- Data entries

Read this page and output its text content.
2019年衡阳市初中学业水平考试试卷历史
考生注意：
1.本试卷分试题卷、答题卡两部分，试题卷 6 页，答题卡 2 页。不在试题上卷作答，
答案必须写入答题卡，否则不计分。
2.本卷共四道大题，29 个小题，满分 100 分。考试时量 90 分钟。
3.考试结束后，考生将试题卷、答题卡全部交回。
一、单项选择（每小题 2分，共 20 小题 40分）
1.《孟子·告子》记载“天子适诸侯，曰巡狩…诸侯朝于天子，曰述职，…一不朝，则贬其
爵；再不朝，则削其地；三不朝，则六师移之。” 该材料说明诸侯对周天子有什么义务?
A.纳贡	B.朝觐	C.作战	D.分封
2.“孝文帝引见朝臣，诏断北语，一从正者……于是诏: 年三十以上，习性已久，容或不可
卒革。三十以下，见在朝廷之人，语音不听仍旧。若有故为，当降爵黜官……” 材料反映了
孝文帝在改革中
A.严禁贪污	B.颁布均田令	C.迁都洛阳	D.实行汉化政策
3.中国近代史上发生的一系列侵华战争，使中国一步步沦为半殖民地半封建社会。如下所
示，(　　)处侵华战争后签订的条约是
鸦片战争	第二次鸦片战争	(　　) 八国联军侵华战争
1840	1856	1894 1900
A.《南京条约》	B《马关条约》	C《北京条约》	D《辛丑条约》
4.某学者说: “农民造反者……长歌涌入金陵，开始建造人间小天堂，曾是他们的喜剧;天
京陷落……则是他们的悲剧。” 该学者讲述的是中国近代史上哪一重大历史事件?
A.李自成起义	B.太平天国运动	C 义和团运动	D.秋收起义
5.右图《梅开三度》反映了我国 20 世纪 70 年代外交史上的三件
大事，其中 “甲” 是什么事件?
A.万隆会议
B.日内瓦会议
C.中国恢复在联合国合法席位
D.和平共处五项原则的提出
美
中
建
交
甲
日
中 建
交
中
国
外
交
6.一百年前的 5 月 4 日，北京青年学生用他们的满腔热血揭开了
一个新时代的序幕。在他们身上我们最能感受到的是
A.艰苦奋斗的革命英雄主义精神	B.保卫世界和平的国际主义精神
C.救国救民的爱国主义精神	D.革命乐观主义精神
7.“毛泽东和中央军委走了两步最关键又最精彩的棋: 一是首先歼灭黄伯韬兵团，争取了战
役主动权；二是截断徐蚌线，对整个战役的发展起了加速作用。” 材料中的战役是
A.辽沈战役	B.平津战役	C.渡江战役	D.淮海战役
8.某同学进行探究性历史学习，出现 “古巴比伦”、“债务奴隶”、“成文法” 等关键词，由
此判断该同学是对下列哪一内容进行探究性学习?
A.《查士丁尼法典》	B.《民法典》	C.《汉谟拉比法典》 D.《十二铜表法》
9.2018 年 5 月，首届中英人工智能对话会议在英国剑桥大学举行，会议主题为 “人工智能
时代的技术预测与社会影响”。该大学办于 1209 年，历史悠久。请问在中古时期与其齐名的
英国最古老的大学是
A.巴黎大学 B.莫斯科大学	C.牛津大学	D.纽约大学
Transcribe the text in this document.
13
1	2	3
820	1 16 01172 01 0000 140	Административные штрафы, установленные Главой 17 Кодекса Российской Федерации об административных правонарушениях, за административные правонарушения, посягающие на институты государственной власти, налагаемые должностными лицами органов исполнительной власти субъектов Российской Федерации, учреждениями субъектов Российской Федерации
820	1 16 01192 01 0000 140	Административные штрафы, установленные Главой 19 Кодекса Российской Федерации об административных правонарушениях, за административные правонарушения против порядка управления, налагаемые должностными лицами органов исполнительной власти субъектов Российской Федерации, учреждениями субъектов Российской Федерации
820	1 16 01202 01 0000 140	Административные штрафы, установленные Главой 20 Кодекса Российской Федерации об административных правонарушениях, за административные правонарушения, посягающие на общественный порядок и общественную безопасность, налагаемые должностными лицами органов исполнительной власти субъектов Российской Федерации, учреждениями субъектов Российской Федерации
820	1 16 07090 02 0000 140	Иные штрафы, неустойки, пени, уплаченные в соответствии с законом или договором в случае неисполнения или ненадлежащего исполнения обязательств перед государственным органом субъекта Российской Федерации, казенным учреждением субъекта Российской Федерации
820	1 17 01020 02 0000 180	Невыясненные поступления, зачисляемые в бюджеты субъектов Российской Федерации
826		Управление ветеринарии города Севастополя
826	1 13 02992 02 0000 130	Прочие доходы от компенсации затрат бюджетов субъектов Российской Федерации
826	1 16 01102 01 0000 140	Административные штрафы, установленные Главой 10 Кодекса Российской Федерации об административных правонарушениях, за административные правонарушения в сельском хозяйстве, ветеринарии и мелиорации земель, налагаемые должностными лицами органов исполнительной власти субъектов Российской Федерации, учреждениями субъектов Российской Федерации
==
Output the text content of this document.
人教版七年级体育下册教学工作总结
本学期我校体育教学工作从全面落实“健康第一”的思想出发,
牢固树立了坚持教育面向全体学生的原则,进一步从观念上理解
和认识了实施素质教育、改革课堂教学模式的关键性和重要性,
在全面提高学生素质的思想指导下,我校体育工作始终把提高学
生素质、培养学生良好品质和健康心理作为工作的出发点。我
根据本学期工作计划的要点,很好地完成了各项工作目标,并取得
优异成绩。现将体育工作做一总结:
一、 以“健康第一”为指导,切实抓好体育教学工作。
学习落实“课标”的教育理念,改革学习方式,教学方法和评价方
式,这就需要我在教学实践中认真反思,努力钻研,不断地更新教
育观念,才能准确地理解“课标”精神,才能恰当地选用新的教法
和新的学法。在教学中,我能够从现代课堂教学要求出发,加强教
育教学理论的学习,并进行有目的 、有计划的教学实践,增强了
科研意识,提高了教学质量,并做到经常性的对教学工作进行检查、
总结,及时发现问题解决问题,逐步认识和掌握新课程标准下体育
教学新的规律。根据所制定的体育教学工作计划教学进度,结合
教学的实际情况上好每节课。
--
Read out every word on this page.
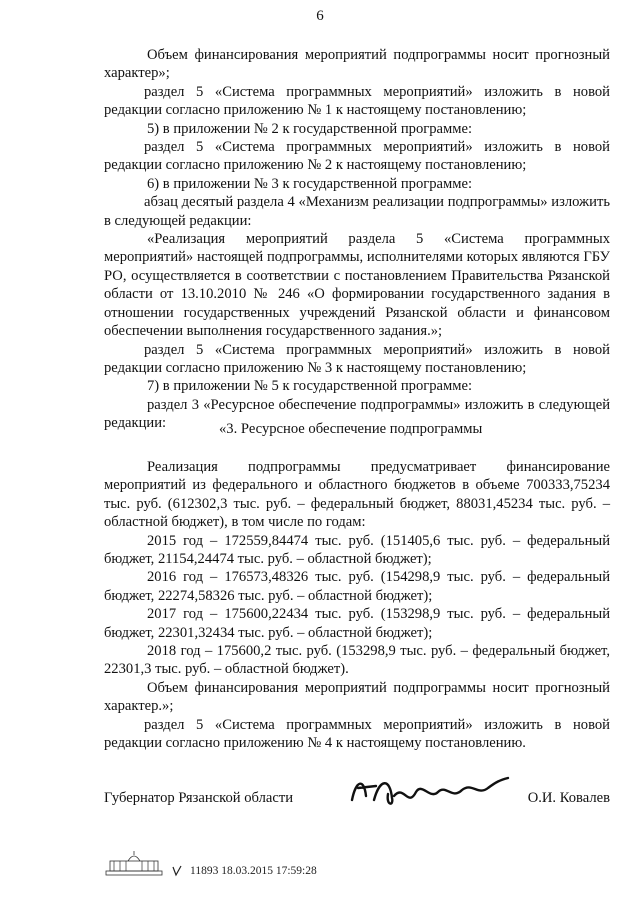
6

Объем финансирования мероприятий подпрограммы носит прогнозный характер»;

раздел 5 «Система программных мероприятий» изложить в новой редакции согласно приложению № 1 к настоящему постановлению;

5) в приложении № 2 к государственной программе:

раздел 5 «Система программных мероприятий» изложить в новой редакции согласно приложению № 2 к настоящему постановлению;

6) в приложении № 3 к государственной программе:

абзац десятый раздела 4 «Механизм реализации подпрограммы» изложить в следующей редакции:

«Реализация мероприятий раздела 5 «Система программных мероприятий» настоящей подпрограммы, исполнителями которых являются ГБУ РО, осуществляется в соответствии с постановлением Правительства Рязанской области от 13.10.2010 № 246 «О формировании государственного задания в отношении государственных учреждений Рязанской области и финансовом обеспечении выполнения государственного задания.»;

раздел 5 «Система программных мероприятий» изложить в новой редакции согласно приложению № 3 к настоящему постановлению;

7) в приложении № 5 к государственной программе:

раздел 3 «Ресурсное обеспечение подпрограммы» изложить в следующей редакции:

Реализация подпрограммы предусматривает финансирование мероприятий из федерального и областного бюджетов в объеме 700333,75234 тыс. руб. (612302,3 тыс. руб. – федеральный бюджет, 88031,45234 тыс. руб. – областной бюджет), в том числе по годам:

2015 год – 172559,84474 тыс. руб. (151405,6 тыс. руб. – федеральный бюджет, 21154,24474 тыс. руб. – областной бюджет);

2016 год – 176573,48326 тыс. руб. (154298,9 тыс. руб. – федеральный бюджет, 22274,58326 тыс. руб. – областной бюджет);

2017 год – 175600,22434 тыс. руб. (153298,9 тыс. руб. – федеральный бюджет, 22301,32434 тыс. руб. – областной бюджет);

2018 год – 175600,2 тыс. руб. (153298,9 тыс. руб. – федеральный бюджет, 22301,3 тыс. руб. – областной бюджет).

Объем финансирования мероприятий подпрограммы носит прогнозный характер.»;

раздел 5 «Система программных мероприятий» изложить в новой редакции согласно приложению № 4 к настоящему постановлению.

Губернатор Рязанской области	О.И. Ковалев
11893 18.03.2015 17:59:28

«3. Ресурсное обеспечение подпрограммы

- Objective
Pick out the lines that contain "page" and copy them.

- Result for this exercise
Read this page and output its text content.
Read out every word on this page.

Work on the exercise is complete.